Dataset entries:

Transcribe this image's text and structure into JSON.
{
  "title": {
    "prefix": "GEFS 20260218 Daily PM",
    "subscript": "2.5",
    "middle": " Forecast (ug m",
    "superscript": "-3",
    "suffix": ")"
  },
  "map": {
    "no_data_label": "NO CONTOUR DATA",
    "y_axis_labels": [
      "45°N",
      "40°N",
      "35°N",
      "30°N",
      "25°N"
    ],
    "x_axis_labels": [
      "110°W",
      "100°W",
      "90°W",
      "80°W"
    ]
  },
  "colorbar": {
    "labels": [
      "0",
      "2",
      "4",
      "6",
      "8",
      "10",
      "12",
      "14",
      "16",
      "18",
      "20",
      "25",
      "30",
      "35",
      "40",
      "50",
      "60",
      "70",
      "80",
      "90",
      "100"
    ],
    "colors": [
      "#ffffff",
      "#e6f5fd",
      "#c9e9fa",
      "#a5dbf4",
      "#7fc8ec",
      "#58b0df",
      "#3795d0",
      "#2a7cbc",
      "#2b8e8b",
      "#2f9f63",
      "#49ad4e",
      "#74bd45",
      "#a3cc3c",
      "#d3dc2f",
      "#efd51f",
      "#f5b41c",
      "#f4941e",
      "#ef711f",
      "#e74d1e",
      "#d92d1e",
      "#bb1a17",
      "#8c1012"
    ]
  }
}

• **What you need to do**:
Repeat every record, keeping each word and mark exactly as it is.

• **Solved problem**:
Transcribe this image's text and structure into JSON.
{
  "title": {
    "prefix": "GEFS 20260218 Daily PM",
    "subscript": "2.5",
    "middle": " Forecast (ug m",
    "superscript": "-3",
    "suffix": ")"
  },
  "map": {
    "no_data_label": "NO CONTOUR DATA",
    "y_axis_labels": [
      "45°N",
      "40°N",
      "35°N",
      "30°N",
      "25°N"
    ],
    "x_axis_labels": [
      "110°W",
      "100°W",
      "90°W",
      "80°W"
    ]
  },
  "colorbar": {
    "labels": [
      "0",
      "2",
      "4",
      "6",
      "8",
      "10",
      "12",
      "14",
      "16",
      "18",
      "20",
      "25",
      "30",
      "35",
      "40",
      "50",
      "60",
      "70",
      "80",
      "90",
      "100"
    ],
    "colors": [
      "#ffffff",
      "#e6f5fd",
      "#c9e9fa",
      "#a5dbf4",
      "#7fc8ec",
      "#58b0df",
      "#3795d0",
      "#2a7cbc",
      "#2b8e8b",
      "#2f9f63",
      "#49ad4e",
      "#74bd45",
      "#a3cc3c",
      "#d3dc2f",
      "#efd51f",
      "#f5b41c",
      "#f4941e",
      "#ef711f",
      "#e74d1e",
      "#d92d1e",
      "#bb1a17",
      "#8c1012"
    ]
  }
}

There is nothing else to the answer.